### WORK TO DO:
Return the number of lines that include the string "pada", without any other text.

### DATA ENTRIES:
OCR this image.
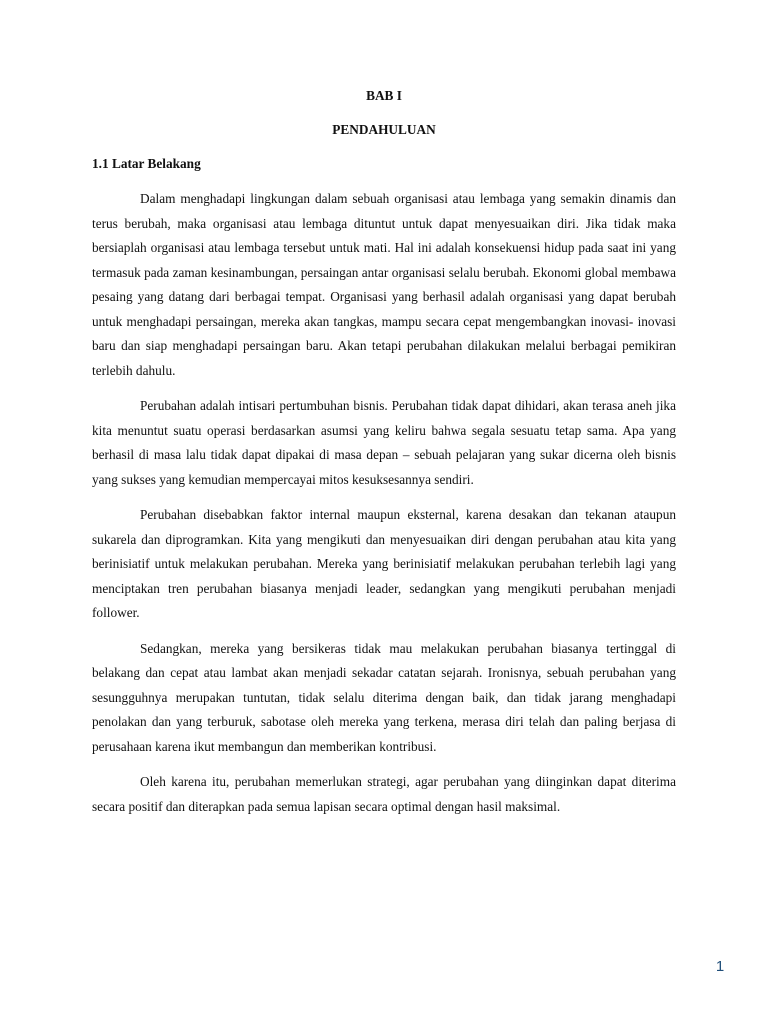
BAB I
PENDAHULUAN
1.1 Latar Belakang

Dalam menghadapi lingkungan dalam sebuah organisasi atau lembaga yang semakin dinamis dan terus berubah, maka organisasi atau lembaga dituntut untuk dapat menyesuaikan diri. Jika tidak maka bersiaplah organisasi atau lembaga tersebut untuk mati. Hal ini adalah konsekuensi hidup pada saat ini yang termasuk pada zaman kesinambungan, persaingan antar organisasi selalu berubah. Ekonomi global membawa pesaing yang datang dari berbagai tempat. Organisasi yang berhasil adalah organisasi yang dapat berubah untuk menghadapi persaingan, mereka akan tangkas, mampu secara cepat mengembangkan inovasi- inovasi baru dan siap menghadapi persaingan baru. Akan tetapi perubahan dilakukan melalui berbagai pemikiran terlebih dahulu.

Perubahan adalah intisari pertumbuhan bisnis. Perubahan tidak dapat dihidari, akan terasa aneh jika kita menuntut suatu operasi berdasarkan asumsi yang keliru bahwa segala sesuatu tetap sama. Apa yang berhasil di masa lalu tidak dapat dipakai di masa depan – sebuah pelajaran yang sukar dicerna oleh bisnis yang sukses yang kemudian mempercayai mitos kesuksesannya sendiri.

Perubahan disebabkan faktor internal maupun eksternal, karena desakan dan tekanan ataupun sukarela dan diprogramkan. Kita yang mengikuti dan menyesuaikan diri dengan perubahan atau kita yang berinisiatif untuk melakukan perubahan. Mereka yang berinisiatif melakukan perubahan terlebih lagi yang menciptakan tren perubahan biasanya menjadi leader, sedangkan yang mengikuti perubahan menjadi follower.

Sedangkan, mereka yang bersikeras tidak mau melakukan perubahan biasanya tertinggal di belakang dan cepat atau lambat akan menjadi sekadar catatan sejarah. Ironisnya, sebuah perubahan yang sesungguhnya merupakan tuntutan, tidak selalu diterima dengan baik, dan tidak jarang menghadapi penolakan dan yang terburuk, sabotase oleh mereka yang terkena, merasa diri telah dan paling berjasa di perusahaan karena ikut membangun dan memberikan kontribusi.

Oleh karena itu, perubahan memerlukan strategi, agar perubahan yang diinginkan dapat diterima secara positif dan diterapkan pada semua lapisan secara optimal dengan hasil maksimal.

1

### TASK SOLUTION:
2